GOAL OF THE EXERCISE
State how many lines of the listing below include the word "peertube". Give only the number.

[Stored data]
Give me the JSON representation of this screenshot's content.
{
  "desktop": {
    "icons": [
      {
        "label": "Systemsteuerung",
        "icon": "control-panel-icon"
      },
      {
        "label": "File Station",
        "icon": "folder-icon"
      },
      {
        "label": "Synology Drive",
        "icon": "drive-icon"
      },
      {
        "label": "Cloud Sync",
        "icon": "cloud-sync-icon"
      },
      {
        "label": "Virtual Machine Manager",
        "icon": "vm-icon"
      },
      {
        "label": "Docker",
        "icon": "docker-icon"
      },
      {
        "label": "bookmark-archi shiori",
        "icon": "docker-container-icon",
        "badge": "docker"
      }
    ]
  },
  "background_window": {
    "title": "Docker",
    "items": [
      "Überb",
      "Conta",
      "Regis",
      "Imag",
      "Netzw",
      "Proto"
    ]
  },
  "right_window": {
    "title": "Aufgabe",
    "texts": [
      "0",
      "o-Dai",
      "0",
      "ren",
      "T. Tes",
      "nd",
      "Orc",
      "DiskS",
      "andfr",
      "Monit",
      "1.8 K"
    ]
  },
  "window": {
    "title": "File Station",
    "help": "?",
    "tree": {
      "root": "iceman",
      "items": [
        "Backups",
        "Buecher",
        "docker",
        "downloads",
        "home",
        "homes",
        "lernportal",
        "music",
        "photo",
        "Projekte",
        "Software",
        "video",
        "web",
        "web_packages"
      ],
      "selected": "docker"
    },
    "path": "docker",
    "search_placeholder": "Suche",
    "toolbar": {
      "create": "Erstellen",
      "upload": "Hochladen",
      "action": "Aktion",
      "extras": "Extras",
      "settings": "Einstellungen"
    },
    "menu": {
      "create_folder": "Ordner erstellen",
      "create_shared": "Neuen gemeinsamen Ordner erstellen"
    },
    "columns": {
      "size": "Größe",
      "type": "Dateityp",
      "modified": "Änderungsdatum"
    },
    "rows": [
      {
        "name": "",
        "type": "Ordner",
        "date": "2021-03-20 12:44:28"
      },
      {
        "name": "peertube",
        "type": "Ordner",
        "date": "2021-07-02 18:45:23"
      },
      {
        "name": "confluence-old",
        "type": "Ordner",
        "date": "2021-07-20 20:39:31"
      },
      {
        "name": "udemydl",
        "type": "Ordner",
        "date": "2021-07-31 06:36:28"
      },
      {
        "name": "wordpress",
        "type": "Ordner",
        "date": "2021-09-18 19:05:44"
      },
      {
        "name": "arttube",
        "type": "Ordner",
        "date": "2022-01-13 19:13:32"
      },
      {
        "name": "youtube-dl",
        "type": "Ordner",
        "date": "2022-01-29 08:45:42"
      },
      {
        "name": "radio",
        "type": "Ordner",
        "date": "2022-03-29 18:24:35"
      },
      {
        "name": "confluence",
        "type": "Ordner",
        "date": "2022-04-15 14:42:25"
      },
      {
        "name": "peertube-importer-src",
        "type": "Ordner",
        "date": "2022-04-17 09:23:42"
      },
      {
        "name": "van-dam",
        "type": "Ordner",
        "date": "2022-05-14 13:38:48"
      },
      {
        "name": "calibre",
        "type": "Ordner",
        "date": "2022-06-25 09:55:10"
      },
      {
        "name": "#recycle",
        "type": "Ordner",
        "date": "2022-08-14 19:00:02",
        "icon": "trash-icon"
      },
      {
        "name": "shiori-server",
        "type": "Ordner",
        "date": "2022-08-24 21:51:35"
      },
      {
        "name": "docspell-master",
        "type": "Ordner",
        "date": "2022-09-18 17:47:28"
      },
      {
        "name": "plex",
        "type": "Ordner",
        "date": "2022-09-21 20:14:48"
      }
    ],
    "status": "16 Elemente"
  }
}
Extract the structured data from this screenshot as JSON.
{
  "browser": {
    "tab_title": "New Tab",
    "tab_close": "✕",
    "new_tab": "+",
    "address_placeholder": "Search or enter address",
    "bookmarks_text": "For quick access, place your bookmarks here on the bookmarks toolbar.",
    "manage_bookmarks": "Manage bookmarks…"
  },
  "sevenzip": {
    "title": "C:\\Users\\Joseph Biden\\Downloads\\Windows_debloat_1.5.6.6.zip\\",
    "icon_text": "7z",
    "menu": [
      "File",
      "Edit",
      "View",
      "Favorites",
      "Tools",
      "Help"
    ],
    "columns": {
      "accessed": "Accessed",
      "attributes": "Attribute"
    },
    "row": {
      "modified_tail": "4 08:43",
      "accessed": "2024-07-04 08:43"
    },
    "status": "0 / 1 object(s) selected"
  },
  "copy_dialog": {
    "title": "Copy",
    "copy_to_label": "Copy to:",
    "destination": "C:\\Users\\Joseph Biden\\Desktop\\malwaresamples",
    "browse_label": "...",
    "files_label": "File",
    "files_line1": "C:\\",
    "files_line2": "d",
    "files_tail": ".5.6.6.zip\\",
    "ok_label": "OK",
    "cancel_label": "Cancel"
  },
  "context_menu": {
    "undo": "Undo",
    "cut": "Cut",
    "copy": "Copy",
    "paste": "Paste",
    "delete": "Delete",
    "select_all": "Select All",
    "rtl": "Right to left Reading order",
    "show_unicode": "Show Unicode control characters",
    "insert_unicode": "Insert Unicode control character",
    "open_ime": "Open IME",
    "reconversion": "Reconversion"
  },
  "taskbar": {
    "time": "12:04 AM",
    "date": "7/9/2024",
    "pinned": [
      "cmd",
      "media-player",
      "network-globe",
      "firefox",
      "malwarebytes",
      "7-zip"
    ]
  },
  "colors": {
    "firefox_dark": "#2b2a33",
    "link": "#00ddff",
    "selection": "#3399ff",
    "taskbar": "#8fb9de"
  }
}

OUTPUT FOR THIS TASK
2